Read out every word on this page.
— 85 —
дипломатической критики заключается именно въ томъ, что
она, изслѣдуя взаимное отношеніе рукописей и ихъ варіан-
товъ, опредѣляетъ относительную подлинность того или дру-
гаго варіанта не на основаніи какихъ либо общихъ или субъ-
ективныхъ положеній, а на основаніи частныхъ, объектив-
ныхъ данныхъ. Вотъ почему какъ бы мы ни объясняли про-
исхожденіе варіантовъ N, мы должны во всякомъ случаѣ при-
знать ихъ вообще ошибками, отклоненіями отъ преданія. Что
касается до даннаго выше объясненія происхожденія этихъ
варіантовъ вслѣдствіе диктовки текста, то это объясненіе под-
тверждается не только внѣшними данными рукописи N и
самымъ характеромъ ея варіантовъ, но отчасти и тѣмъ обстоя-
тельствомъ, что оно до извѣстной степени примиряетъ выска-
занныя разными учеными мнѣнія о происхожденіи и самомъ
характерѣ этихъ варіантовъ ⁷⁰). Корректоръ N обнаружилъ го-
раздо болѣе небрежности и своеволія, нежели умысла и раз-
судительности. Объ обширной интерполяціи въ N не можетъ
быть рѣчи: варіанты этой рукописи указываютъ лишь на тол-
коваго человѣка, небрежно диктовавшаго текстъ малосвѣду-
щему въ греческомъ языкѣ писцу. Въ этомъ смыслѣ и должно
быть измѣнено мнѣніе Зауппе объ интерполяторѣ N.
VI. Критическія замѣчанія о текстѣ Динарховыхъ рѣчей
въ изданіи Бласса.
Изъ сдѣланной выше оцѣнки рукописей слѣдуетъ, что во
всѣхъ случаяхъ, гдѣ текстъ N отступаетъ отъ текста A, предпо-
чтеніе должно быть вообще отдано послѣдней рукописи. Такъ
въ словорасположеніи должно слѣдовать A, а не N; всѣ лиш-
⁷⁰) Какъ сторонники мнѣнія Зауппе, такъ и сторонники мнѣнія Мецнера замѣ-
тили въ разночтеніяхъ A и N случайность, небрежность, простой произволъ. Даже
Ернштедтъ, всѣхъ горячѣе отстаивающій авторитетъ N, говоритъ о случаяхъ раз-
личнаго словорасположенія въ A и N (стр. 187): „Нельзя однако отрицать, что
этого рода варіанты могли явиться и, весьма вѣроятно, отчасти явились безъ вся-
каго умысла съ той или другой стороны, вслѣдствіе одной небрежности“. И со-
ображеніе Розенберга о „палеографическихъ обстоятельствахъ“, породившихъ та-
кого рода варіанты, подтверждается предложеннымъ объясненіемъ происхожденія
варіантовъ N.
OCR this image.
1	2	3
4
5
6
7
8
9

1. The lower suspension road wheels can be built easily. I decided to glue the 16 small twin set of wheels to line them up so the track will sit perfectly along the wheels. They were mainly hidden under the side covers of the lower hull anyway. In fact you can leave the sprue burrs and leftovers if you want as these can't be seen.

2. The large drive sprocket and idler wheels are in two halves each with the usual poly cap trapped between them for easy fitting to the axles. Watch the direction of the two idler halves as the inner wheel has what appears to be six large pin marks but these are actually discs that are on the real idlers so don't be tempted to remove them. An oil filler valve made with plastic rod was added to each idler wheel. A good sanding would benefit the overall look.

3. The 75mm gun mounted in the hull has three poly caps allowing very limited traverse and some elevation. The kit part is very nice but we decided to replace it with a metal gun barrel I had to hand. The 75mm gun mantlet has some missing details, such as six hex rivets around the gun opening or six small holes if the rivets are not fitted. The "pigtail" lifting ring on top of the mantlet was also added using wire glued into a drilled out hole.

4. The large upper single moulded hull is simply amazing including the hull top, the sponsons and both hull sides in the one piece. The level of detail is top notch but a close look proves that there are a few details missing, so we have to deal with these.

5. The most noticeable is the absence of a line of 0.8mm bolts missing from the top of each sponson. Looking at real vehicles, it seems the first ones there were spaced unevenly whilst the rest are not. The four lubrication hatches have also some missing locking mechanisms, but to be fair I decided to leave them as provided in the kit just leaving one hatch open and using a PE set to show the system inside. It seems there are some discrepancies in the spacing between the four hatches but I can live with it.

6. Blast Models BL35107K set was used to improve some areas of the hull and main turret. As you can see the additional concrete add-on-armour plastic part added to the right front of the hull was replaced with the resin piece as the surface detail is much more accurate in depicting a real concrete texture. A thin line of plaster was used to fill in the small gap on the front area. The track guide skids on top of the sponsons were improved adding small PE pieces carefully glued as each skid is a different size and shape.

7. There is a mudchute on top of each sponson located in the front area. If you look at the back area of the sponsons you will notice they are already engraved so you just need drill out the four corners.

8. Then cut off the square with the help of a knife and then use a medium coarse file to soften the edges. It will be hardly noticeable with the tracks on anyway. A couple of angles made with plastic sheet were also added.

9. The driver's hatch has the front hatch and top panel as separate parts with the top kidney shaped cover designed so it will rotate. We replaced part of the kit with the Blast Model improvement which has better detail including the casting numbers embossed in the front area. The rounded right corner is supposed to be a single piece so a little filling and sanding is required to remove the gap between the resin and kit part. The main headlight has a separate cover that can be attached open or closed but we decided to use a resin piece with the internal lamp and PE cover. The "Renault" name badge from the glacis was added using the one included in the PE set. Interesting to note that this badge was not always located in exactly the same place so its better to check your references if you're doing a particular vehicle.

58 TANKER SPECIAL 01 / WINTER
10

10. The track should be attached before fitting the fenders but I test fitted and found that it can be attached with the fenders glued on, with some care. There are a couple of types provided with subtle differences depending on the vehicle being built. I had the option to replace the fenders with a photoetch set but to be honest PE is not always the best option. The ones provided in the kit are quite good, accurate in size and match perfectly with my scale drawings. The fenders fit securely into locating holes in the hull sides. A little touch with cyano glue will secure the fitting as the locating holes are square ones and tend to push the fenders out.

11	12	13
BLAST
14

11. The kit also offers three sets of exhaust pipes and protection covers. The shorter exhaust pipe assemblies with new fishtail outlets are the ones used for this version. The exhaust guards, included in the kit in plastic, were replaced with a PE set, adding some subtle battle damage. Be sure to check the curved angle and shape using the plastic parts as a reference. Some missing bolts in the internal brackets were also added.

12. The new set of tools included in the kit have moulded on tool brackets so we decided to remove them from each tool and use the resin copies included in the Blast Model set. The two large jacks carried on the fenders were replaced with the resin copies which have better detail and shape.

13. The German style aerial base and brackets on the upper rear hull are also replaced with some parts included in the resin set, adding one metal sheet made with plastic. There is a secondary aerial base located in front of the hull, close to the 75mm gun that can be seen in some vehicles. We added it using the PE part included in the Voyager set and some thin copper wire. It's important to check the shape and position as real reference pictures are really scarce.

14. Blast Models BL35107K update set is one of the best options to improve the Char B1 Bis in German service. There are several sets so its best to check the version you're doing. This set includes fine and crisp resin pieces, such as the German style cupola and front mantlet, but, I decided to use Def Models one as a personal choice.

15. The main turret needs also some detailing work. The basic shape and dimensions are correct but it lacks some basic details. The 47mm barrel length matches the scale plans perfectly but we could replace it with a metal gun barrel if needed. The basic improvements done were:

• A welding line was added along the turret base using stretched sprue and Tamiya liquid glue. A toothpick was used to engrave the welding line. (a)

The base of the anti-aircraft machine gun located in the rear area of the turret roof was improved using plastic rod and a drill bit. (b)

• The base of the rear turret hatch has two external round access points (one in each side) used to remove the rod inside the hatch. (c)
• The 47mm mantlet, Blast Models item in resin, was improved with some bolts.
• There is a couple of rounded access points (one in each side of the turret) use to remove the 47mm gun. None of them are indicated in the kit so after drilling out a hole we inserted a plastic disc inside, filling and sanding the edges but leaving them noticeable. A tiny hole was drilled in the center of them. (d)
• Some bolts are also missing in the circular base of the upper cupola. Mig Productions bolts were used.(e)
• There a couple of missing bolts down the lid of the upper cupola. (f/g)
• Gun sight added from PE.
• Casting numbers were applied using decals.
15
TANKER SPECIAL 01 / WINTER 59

Stated exercise - Identify every line above that includes the word "текстъ", and show those lines.

Exercise result -
коваго человѣка, небрежно диктовавшаго текстъ малосвѣду-
всѣхъ случаяхъ, гдѣ текстъ N отступаетъ отъ текста A, предпо-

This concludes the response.